=== Aim ===
Reproduce the listing word for word. Skip any image.
────────────────
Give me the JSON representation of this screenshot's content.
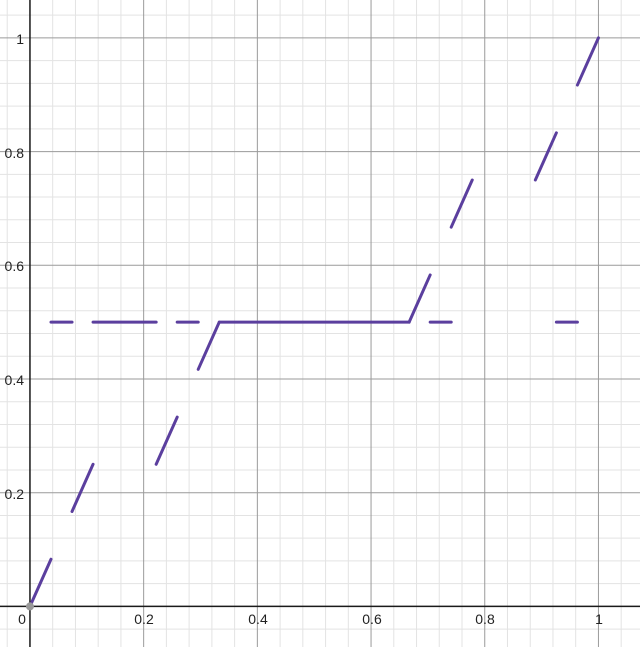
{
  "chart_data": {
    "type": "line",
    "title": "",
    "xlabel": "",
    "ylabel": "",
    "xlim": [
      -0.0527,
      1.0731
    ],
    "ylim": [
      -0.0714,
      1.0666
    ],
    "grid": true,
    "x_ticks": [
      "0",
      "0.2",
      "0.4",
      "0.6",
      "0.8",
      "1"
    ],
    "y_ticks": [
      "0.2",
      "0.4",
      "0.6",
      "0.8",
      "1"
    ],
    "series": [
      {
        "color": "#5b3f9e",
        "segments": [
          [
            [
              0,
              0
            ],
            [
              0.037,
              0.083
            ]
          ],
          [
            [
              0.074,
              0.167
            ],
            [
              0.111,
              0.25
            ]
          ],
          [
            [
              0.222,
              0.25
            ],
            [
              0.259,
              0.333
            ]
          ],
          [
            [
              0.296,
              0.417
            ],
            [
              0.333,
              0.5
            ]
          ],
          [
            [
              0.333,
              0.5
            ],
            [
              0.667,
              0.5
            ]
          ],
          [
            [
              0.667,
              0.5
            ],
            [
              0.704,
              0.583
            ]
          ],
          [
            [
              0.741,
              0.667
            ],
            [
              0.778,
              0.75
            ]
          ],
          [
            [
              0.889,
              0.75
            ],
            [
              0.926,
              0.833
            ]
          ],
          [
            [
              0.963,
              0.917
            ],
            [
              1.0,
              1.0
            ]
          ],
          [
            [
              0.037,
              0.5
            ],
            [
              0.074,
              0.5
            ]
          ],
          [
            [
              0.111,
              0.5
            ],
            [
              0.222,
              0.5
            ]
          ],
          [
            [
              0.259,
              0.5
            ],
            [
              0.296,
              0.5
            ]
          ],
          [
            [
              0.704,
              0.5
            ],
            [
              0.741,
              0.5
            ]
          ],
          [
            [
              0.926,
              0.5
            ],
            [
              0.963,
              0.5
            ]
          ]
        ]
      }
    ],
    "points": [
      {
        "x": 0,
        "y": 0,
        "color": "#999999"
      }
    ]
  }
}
────────────────
=== Written solution ===
Give me the JSON representation of this screenshot's content.
{
  "chart_data": {
    "type": "line",
    "title": "",
    "xlabel": "",
    "ylabel": "",
    "xlim": [
      -0.0527,
      1.0731
    ],
    "ylim": [
      -0.0714,
      1.0666
    ],
    "grid": true,
    "x_ticks": [
      "0",
      "0.2",
      "0.4",
      "0.6",
      "0.8",
      "1"
    ],
    "y_ticks": [
      "0.2",
      "0.4",
      "0.6",
      "0.8",
      "1"
    ],
    "series": [
      {
        "color": "#5b3f9e",
        "segments": [
          [
            [
              0,
              0
            ],
            [
              0.037,
              0.083
            ]
          ],
          [
            [
              0.074,
              0.167
            ],
            [
              0.111,
              0.25
            ]
          ],
          [
            [
              0.222,
              0.25
            ],
            [
              0.259,
              0.333
            ]
          ],
          [
            [
              0.296,
              0.417
            ],
            [
              0.333,
              0.5
            ]
          ],
          [
            [
              0.333,
              0.5
            ],
            [
              0.667,
              0.5
            ]
          ],
          [
            [
              0.667,
              0.5
            ],
            [
              0.704,
              0.583
            ]
          ],
          [
            [
              0.741,
              0.667
            ],
            [
              0.778,
              0.75
            ]
          ],
          [
            [
              0.889,
              0.75
            ],
            [
              0.926,
              0.833
            ]
          ],
          [
            [
              0.963,
              0.917
            ],
            [
              1.0,
              1.0
            ]
          ],
          [
            [
              0.037,
              0.5
            ],
            [
              0.074,
              0.5
            ]
          ],
          [
            [
              0.111,
              0.5
            ],
            [
              0.222,
              0.5
            ]
          ],
          [
            [
              0.259,
              0.5
            ],
            [
              0.296,
              0.5
            ]
          ],
          [
            [
              0.704,
              0.5
            ],
            [
              0.741,
              0.5
            ]
          ],
          [
            [
              0.926,
              0.5
            ],
            [
              0.963,
              0.5
            ]
          ]
        ]
      }
    ],
    "points": [
      {
        "x": 0,
        "y": 0,
        "color": "#999999"
      }
    ]
  }
}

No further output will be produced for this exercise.